**PROBLEM TO WORK ON:** List each line of the data that holds the string "andesite".

============================================================

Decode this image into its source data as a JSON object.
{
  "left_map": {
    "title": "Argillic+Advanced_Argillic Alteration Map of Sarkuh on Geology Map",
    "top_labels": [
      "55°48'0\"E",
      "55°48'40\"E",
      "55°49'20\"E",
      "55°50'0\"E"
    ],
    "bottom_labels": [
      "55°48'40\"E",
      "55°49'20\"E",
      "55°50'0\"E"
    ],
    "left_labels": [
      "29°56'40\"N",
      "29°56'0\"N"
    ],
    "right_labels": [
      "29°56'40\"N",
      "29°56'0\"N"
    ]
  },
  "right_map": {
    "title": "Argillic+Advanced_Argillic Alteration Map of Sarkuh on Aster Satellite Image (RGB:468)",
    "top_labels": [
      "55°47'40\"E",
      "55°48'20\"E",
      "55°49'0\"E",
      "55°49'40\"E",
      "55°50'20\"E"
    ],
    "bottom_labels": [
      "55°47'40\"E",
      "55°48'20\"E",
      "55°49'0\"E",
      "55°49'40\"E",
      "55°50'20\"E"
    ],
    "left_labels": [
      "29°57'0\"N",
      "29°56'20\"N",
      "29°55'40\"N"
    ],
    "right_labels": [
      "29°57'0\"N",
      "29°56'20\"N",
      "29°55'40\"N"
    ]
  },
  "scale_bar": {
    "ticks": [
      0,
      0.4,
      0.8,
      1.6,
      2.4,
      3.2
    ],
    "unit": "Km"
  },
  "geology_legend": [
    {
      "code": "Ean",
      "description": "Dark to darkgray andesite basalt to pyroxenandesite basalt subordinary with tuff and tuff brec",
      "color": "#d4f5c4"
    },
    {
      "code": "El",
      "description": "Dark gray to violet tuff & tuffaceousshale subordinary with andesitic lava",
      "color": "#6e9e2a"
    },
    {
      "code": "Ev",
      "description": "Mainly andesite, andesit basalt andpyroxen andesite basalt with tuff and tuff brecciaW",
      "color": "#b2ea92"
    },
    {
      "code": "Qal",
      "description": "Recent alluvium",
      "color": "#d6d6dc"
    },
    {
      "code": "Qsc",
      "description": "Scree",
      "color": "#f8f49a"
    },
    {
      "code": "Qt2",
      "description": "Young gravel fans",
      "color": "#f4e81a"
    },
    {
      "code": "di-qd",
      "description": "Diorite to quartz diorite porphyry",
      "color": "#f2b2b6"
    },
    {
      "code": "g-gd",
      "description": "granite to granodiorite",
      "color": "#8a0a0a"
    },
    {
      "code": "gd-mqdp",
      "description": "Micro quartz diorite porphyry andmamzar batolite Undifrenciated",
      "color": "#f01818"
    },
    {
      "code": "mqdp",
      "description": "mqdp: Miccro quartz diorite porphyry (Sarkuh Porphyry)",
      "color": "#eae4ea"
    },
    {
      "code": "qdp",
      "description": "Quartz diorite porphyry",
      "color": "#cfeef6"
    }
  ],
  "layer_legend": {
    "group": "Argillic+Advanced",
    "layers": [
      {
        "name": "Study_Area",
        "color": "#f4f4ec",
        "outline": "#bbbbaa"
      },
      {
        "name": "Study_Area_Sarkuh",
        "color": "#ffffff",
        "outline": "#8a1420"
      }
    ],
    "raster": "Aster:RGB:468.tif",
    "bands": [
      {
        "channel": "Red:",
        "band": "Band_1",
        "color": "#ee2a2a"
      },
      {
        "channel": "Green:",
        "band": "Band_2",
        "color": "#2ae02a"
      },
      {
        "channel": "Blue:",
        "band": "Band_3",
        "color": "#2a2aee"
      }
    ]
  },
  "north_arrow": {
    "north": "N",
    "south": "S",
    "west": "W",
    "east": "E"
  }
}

============================================================

**EXERCISE SOLUTION:**
      "description": "Dark to darkgray andesite basalt to pyroxenandesite basalt subordinary with tuff and tuff brec",
      "description": "Mainly andesite, andesit basalt andpyroxen andesite basalt with tuff and tuff brecciaW",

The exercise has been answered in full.